Report, as a bare number, how many lines hold "title".

[begin Stored data]

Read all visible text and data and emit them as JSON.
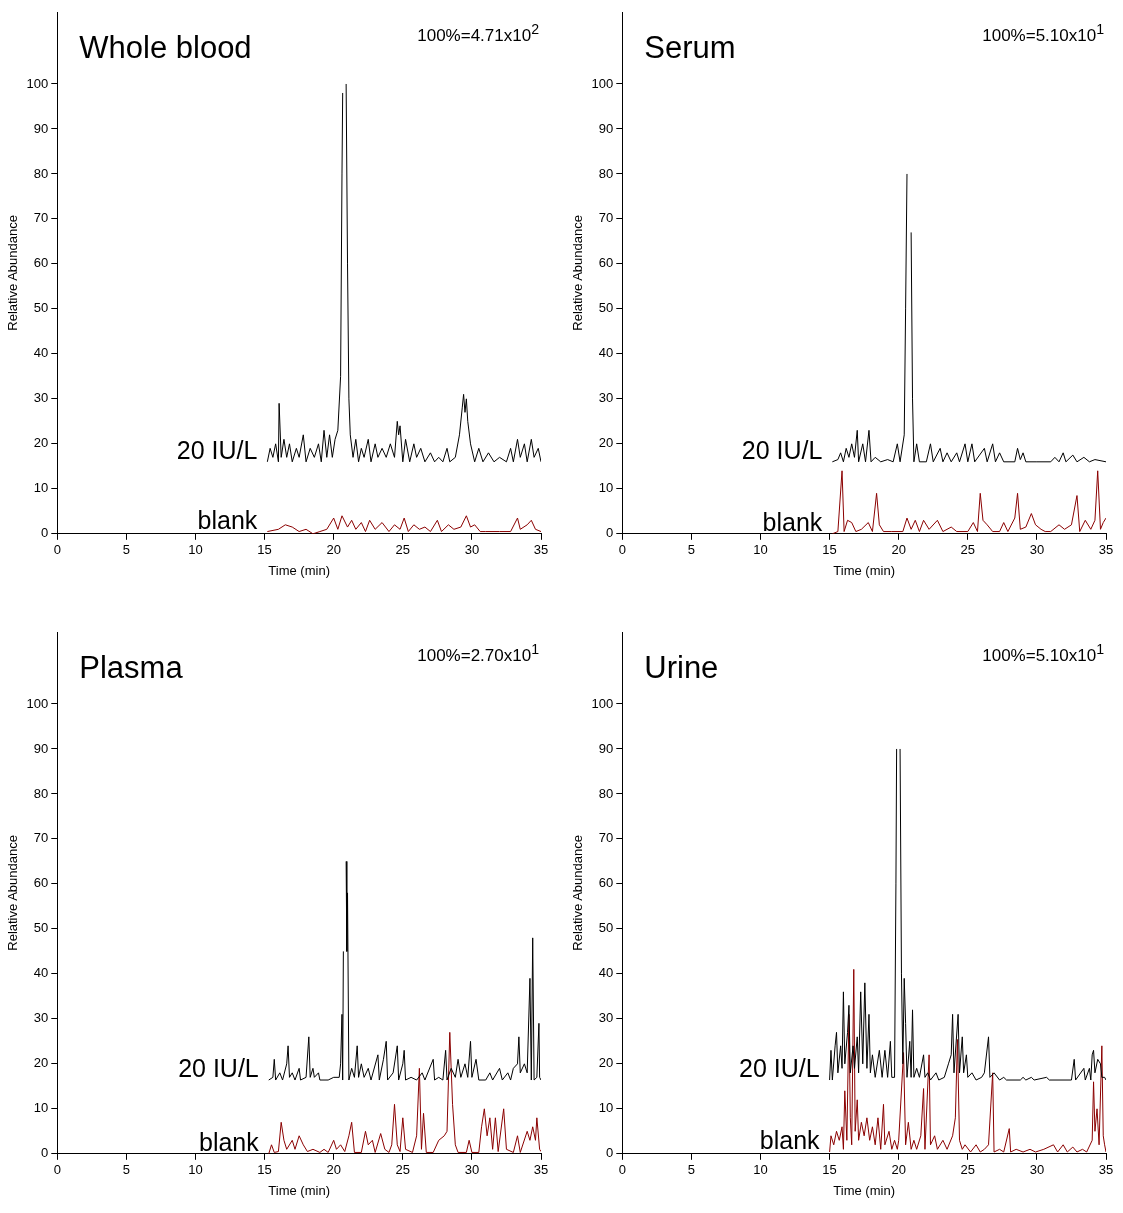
{
  "chart_data": [
    {
      "type": "line",
      "title": "Whole blood",
      "annotations": [
        "100%=4.71x10$^{2}$"
      ],
      "xlabel": "Time (min)",
      "ylabel": "Relative Abundance",
      "xlim": [
        0,
        35
      ],
      "ylim": [
        0,
        116
      ],
      "xticks": [
        0,
        5,
        10,
        15,
        20,
        25,
        30,
        35
      ],
      "yticks": [
        0,
        10,
        20,
        30,
        40,
        50,
        60,
        70,
        80,
        90,
        100
      ],
      "marker": "none",
      "line_style": "solid",
      "series": [
        {
          "name": "20 IU/L",
          "color": "#000000",
          "x": [
            15.2,
            15.4,
            15.6,
            15.8,
            16.0,
            16.05,
            16.2,
            16.4,
            16.6,
            16.8,
            17.0,
            17.3,
            17.5,
            17.8,
            18.0,
            18.3,
            18.6,
            18.9,
            19.1,
            19.3,
            19.5,
            19.7,
            19.9,
            20.1,
            20.3,
            20.5,
            20.6,
            20.65,
            20.7,
            20.8,
            20.9,
            21.0,
            21.1,
            21.2,
            21.4,
            21.6,
            21.8,
            22.0,
            22.2,
            22.5,
            22.7,
            23.0,
            23.2,
            23.5,
            23.8,
            24.1,
            24.4,
            24.6,
            24.7,
            24.8,
            25.0,
            25.2,
            25.5,
            25.8,
            26.0,
            26.3,
            26.6,
            27.0,
            27.3,
            27.6,
            27.9,
            28.2,
            28.4,
            28.8,
            29.1,
            29.3,
            29.4,
            29.5,
            29.6,
            29.7,
            29.9,
            30.2,
            30.5,
            30.8,
            31.2,
            31.6,
            32.0,
            32.5,
            32.8,
            33.0,
            33.3,
            33.5,
            33.8,
            34.0,
            34.3,
            34.5,
            34.8,
            35.0
          ],
          "values": [
            16,
            19,
            17,
            20,
            16,
            29,
            17,
            21,
            17,
            20,
            16,
            19,
            17,
            22,
            16,
            19,
            17,
            20,
            16,
            23,
            17,
            22,
            17,
            21,
            23,
            35,
            80,
            98,
            null,
            null,
            100,
            60,
            30,
            22,
            17,
            21,
            16,
            19,
            17,
            21,
            16,
            20,
            17,
            19,
            17,
            20,
            17,
            25,
            22,
            24,
            16,
            21,
            16,
            20,
            17,
            19,
            16,
            18,
            16,
            17,
            16,
            19,
            16,
            17,
            22,
            28,
            31,
            27,
            30,
            25,
            20,
            16,
            19,
            16,
            18,
            16,
            17,
            16,
            19,
            16,
            21,
            17,
            20,
            16,
            21,
            17,
            19,
            16
          ]
        },
        {
          "name": "blank",
          "color": "#8b0000",
          "x": [
            15.2,
            16,
            16.5,
            17,
            17.5,
            18,
            18.5,
            19,
            19.5,
            20,
            20.3,
            20.6,
            21,
            21.3,
            21.6,
            22,
            22.3,
            22.6,
            23,
            23.5,
            24,
            24.4,
            24.8,
            25.1,
            25.4,
            25.8,
            26.2,
            26.6,
            27,
            27.5,
            27.8,
            28.3,
            28.7,
            29.2,
            29.6,
            29.9,
            30.2,
            30.6,
            31,
            32,
            32.8,
            33.3,
            33.5,
            34,
            34.3,
            34.6,
            35
          ],
          "values": [
            0.5,
            1,
            2,
            1.5,
            0.5,
            1,
            0,
            0.5,
            1,
            3.5,
            1,
            4,
            1.5,
            3,
            1,
            2.5,
            0.5,
            3,
            1,
            2.5,
            0.5,
            2,
            1,
            3.5,
            0.5,
            2,
            1,
            1.5,
            0.5,
            3,
            0.5,
            2,
            1,
            1.5,
            4,
            1.5,
            2,
            0.5,
            0.5,
            0.5,
            0.5,
            3.5,
            1,
            2,
            3,
            1,
            0.5
          ]
        }
      ]
    },
    {
      "type": "line",
      "title": "Serum",
      "annotations": [
        "100%=5.10x10$^{1}$"
      ],
      "xlabel": "Time (min)",
      "ylabel": "Relative Abundance",
      "xlim": [
        0,
        35
      ],
      "ylim": [
        0,
        116
      ],
      "xticks": [
        0,
        5,
        10,
        15,
        20,
        25,
        30,
        35
      ],
      "yticks": [
        0,
        10,
        20,
        30,
        40,
        50,
        60,
        70,
        80,
        90,
        100
      ],
      "marker": "none",
      "line_style": "solid",
      "series": [
        {
          "name": "20 IU/L",
          "color": "#000000",
          "x": [
            15.2,
            15.6,
            15.8,
            16.0,
            16.2,
            16.4,
            16.6,
            16.8,
            17.0,
            17.1,
            17.4,
            17.6,
            17.85,
            18.0,
            18.3,
            18.7,
            19.2,
            19.6,
            19.9,
            20.1,
            20.4,
            20.5,
            20.6,
            20.7,
            20.8,
            20.9,
            21.0,
            21.1,
            21.3,
            21.5,
            22.0,
            22.3,
            22.5,
            23.0,
            23.2,
            23.5,
            23.8,
            24.2,
            24.4,
            24.8,
            25.0,
            25.3,
            25.5,
            26.2,
            26.4,
            26.8,
            27.0,
            27.3,
            27.6,
            28.4,
            28.6,
            28.8,
            29.0,
            29.2,
            30.0,
            31.0,
            31.3,
            31.6,
            31.9,
            32.1,
            32.6,
            32.9,
            33.4,
            33.8,
            34.2,
            35.0
          ],
          "values": [
            16,
            16.5,
            18,
            16,
            19,
            17,
            20,
            17,
            23,
            16,
            20,
            16,
            23,
            16,
            17,
            16,
            16.5,
            16,
            20,
            16,
            22,
            50,
            80,
            null,
            null,
            67,
            30,
            16,
            20,
            16,
            16,
            20,
            16,
            19,
            16,
            18,
            16,
            18,
            16,
            20,
            16,
            20,
            16,
            19,
            16,
            20,
            16,
            18,
            16,
            16,
            19,
            16.5,
            18,
            16,
            16,
            16,
            17,
            16,
            18,
            16,
            17.5,
            16,
            17,
            16,
            16.5,
            16
          ]
        },
        {
          "name": "blank",
          "color": "#8b0000",
          "x": [
            15.2,
            15.6,
            15.9,
            16.05,
            16.3,
            16.6,
            16.9,
            17.3,
            17.8,
            18.1,
            18.4,
            18.6,
            18.9,
            19.5,
            20.3,
            20.6,
            20.9,
            21.2,
            21.5,
            21.8,
            22.2,
            22.8,
            23.2,
            23.8,
            24.2,
            25.0,
            25.4,
            25.7,
            25.9,
            26.1,
            26.4,
            26.8,
            27.3,
            27.6,
            27.9,
            28.4,
            28.6,
            28.8,
            29.2,
            29.6,
            29.9,
            30.3,
            30.6,
            31.0,
            31.6,
            32.0,
            32.5,
            32.9,
            33.1,
            33.5,
            33.9,
            34.2,
            34.4,
            34.6,
            34.8,
            35.0
          ],
          "values": [
            0,
            0.5,
            14,
            0.5,
            3,
            2.5,
            0.5,
            1,
            2.5,
            0.5,
            9,
            2,
            0.5,
            0.5,
            0.5,
            3.5,
            1,
            3,
            0.5,
            3,
            1,
            3,
            0.5,
            1.5,
            0.5,
            0.5,
            2.5,
            0.5,
            9,
            3,
            2,
            0.5,
            0.5,
            2.5,
            0.5,
            3.5,
            9,
            1,
            1.5,
            4.5,
            2,
            1,
            0.5,
            0.5,
            2,
            1,
            2,
            8.5,
            0.5,
            3,
            1,
            3,
            14,
            1,
            2.5,
            3.5
          ]
        }
      ]
    },
    {
      "type": "line",
      "title": "Plasma",
      "annotations": [
        "100%=2.70x10$^{1}$"
      ],
      "xlabel": "Time (min)",
      "ylabel": "Relative Abundance",
      "xlim": [
        0,
        35
      ],
      "ylim": [
        0,
        116
      ],
      "xticks": [
        0,
        5,
        10,
        15,
        20,
        25,
        30,
        35
      ],
      "yticks": [
        0,
        10,
        20,
        30,
        40,
        50,
        60,
        70,
        80,
        90,
        100
      ],
      "marker": "none",
      "line_style": "solid",
      "series": [
        {
          "name": "20 IU/L",
          "color": "#000000",
          "x": [
            15.3,
            15.6,
            15.7,
            15.8,
            16.1,
            16.3,
            16.6,
            16.7,
            16.8,
            17.0,
            17.2,
            17.5,
            17.6,
            18.0,
            18.2,
            18.3,
            18.5,
            18.6,
            18.9,
            19.0,
            19.6,
            20.0,
            20.4,
            20.5,
            20.6,
            20.65,
            20.7,
            20.8,
            20.9,
            20.95,
            21.0,
            21.1,
            21.3,
            21.5,
            21.7,
            21.8,
            22.0,
            22.2,
            22.5,
            22.7,
            23.2,
            23.3,
            23.6,
            23.8,
            23.9,
            24.3,
            24.6,
            24.7,
            25.0,
            25.1,
            25.2,
            25.6,
            26.0,
            26.4,
            26.6,
            27.2,
            27.3,
            27.6,
            27.9,
            28.1,
            28.2,
            28.5,
            28.8,
            29.0,
            29.2,
            29.5,
            29.7,
            29.9,
            30.0,
            30.3,
            30.5,
            31.0,
            31.3,
            31.5,
            32.0,
            32.2,
            32.6,
            32.8,
            33.0,
            33.3,
            33.4,
            33.5,
            33.8,
            34.0,
            34.2,
            34.3,
            34.4,
            34.5,
            34.7,
            34.85,
            34.9,
            35.0
          ],
          "values": [
            16.4,
            17,
            21,
            16.4,
            18,
            16.4,
            20,
            24,
            17,
            18,
            16.4,
            19,
            16.4,
            17,
            26,
            17,
            19,
            17,
            18,
            16.4,
            16.4,
            17,
            17,
            20,
            31,
            16.4,
            45,
            null,
            65,
            45,
            58,
            16.4,
            19,
            17,
            24,
            17,
            20,
            17,
            19,
            16.4,
            22,
            16.4,
            21,
            25,
            16.4,
            18,
            24,
            16.4,
            20,
            23,
            16.4,
            17,
            16.4,
            18,
            16.4,
            21,
            16.4,
            17,
            16.4,
            23,
            16.4,
            19,
            17,
            21,
            17,
            20,
            17,
            25,
            17,
            21,
            16.4,
            16.4,
            18,
            16.4,
            19,
            16.4,
            18,
            16.4,
            19,
            20,
            26,
            18,
            20,
            18,
            39,
            16.4,
            48,
            16.4,
            17,
            29,
            17,
            16.4
          ]
        },
        {
          "name": "blank",
          "color": "#8b0000",
          "x": [
            15.3,
            15.5,
            15.7,
            16.0,
            16.2,
            16.4,
            16.6,
            17.0,
            17.2,
            17.5,
            17.8,
            18.1,
            18.5,
            19.0,
            19.3,
            19.6,
            20.0,
            20.2,
            20.5,
            20.8,
            21.1,
            21.3,
            21.5,
            22.0,
            22.3,
            22.5,
            22.8,
            23.0,
            23.4,
            23.7,
            24.0,
            24.2,
            24.4,
            24.6,
            24.8,
            25.0,
            25.2,
            25.7,
            26.0,
            26.2,
            26.35,
            26.5,
            26.7,
            27.2,
            27.6,
            28.0,
            28.2,
            28.4,
            28.6,
            28.8,
            29.0,
            29.6,
            29.8,
            30.0,
            30.5,
            30.7,
            30.9,
            31.1,
            31.3,
            31.5,
            31.7,
            31.9,
            32.3,
            32.5,
            33.0,
            33.3,
            33.5,
            34.0,
            34.2,
            34.4,
            34.6,
            34.7,
            34.9,
            35.0
          ],
          "values": [
            0,
            2,
            0.3,
            0.5,
            7,
            3,
            1,
            3,
            1,
            4,
            2,
            0.5,
            1,
            0.3,
            1,
            0.3,
            3,
            1,
            2,
            0.5,
            4,
            7,
            0.3,
            0.3,
            5,
            2,
            3,
            0.3,
            4.5,
            1,
            0.3,
            2,
            11,
            2,
            0.5,
            8,
            1,
            0.3,
            4,
            19,
            1,
            9,
            0.3,
            0.3,
            3,
            4,
            5,
            27,
            11,
            2,
            0.3,
            0.3,
            3,
            0.3,
            0.3,
            6,
            10,
            4,
            8,
            1,
            8,
            0.5,
            10,
            1,
            0.3,
            4,
            0.3,
            5,
            3,
            6,
            3,
            8,
            1,
            0.5
          ]
        }
      ]
    },
    {
      "type": "line",
      "title": "Urine",
      "annotations": [
        "100%=5.10x10$^{1}$"
      ],
      "xlabel": "Time (min)",
      "ylabel": "Relative Abundance",
      "xlim": [
        0,
        35
      ],
      "ylim": [
        0,
        116
      ],
      "xticks": [
        0,
        5,
        10,
        15,
        20,
        25,
        30,
        35
      ],
      "yticks": [
        0,
        10,
        20,
        30,
        40,
        50,
        60,
        70,
        80,
        90,
        100
      ],
      "marker": "none",
      "line_style": "solid",
      "series": [
        {
          "name": "20 IU/L",
          "color": "#000000",
          "x": [
            15.0,
            15.1,
            15.2,
            15.4,
            15.5,
            15.6,
            15.8,
            15.9,
            16.0,
            16.1,
            16.3,
            16.4,
            16.5,
            16.7,
            16.8,
            17.0,
            17.1,
            17.25,
            17.4,
            17.55,
            17.7,
            17.85,
            17.95,
            18.1,
            18.3,
            18.6,
            18.8,
            19.0,
            19.2,
            19.4,
            19.5,
            19.7,
            19.8,
            19.85,
            19.9,
            20.0,
            20.1,
            20.2,
            20.3,
            20.4,
            20.5,
            20.6,
            20.8,
            20.9,
            21.0,
            21.1,
            21.3,
            21.5,
            21.8,
            21.9,
            22.1,
            22.3,
            22.7,
            22.9,
            23.3,
            23.6,
            23.8,
            23.9,
            24.0,
            24.3,
            24.4,
            24.6,
            24.7,
            24.9,
            25.0,
            25.3,
            25.6,
            26.0,
            26.2,
            26.5,
            26.6,
            26.9,
            27.3,
            27.6,
            27.8,
            28.8,
            29.0,
            29.2,
            29.6,
            29.8,
            30.7,
            30.9,
            32.5,
            32.7,
            32.8,
            33.4,
            33.5,
            33.8,
            33.9,
            34.0,
            34.1,
            34.2,
            34.4,
            34.6,
            34.7,
            34.9,
            35.0
          ],
          "values": [
            16.4,
            23,
            16.4,
            24,
            27,
            18,
            24,
            19,
            36,
            20,
            27,
            33,
            18,
            24,
            19,
            26,
            18,
            36,
            20,
            38,
            19,
            31,
            18,
            22,
            17,
            23,
            17,
            23,
            17,
            25,
            17,
            17,
            60,
            90,
            null,
            null,
            90,
            40,
            20,
            39,
            29,
            17,
            25,
            17,
            32,
            17,
            19,
            17,
            22,
            17,
            18,
            16.4,
            18,
            16.4,
            17,
            20,
            22,
            31,
            18,
            31,
            18,
            26,
            18,
            22,
            17,
            18,
            16.4,
            17,
            18,
            26,
            17,
            18,
            16.4,
            17,
            16.4,
            16.4,
            17,
            16.4,
            17,
            16.4,
            17,
            16.4,
            16.4,
            21,
            16.4,
            19,
            16.4,
            19,
            16.4,
            22,
            23,
            18,
            21,
            20,
            17,
            17,
            16.4
          ]
        },
        {
          "name": "blank",
          "color": "#8b0000",
          "x": [
            15.0,
            15.1,
            15.3,
            15.5,
            15.7,
            15.9,
            16.0,
            16.1,
            16.25,
            16.4,
            16.5,
            16.6,
            16.75,
            16.85,
            17.0,
            17.1,
            17.3,
            17.5,
            17.7,
            17.9,
            18.1,
            18.3,
            18.5,
            18.7,
            18.9,
            19.0,
            19.3,
            19.5,
            19.7,
            19.9,
            20.0,
            20.35,
            20.5,
            20.7,
            20.9,
            21.1,
            21.3,
            21.6,
            21.8,
            21.9,
            22.2,
            22.3,
            22.6,
            22.8,
            23.2,
            23.5,
            23.9,
            24.1,
            24.25,
            24.4,
            24.6,
            24.8,
            25.2,
            25.6,
            25.9,
            26.2,
            26.5,
            26.8,
            26.9,
            27.3,
            27.6,
            28.0,
            28.1,
            28.5,
            29.0,
            29.5,
            29.9,
            30.5,
            31.2,
            31.5,
            31.9,
            32.2,
            32.6,
            32.9,
            33.3,
            33.6,
            34.0,
            34.1,
            34.2,
            34.35,
            34.5,
            34.7,
            34.8,
            34.9,
            35.0
          ],
          "values": [
            0.4,
            4,
            2,
            5,
            3,
            6,
            1,
            14,
            3,
            31,
            8,
            2,
            41,
            5,
            12,
            3,
            7,
            4,
            8,
            3,
            6,
            2,
            8,
            1,
            11,
            2,
            5,
            1,
            3,
            1,
            3,
            22.5,
            2,
            7,
            1,
            3,
            1,
            4,
            14.5,
            1,
            22,
            2,
            4,
            1,
            3,
            1,
            4,
            8,
            25.4,
            3,
            1,
            2,
            0.4,
            2,
            0.4,
            1,
            2,
            18,
            0.4,
            1,
            0.4,
            5.6,
            0.4,
            1,
            0.4,
            1,
            0.4,
            1,
            2,
            0.4,
            2,
            0.4,
            1.5,
            0.4,
            1,
            0.4,
            3,
            16,
            5,
            10,
            2,
            24,
            4,
            2,
            0.4
          ]
        }
      ]
    }
  ]
}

[end Stored data]

Exercise response =>
4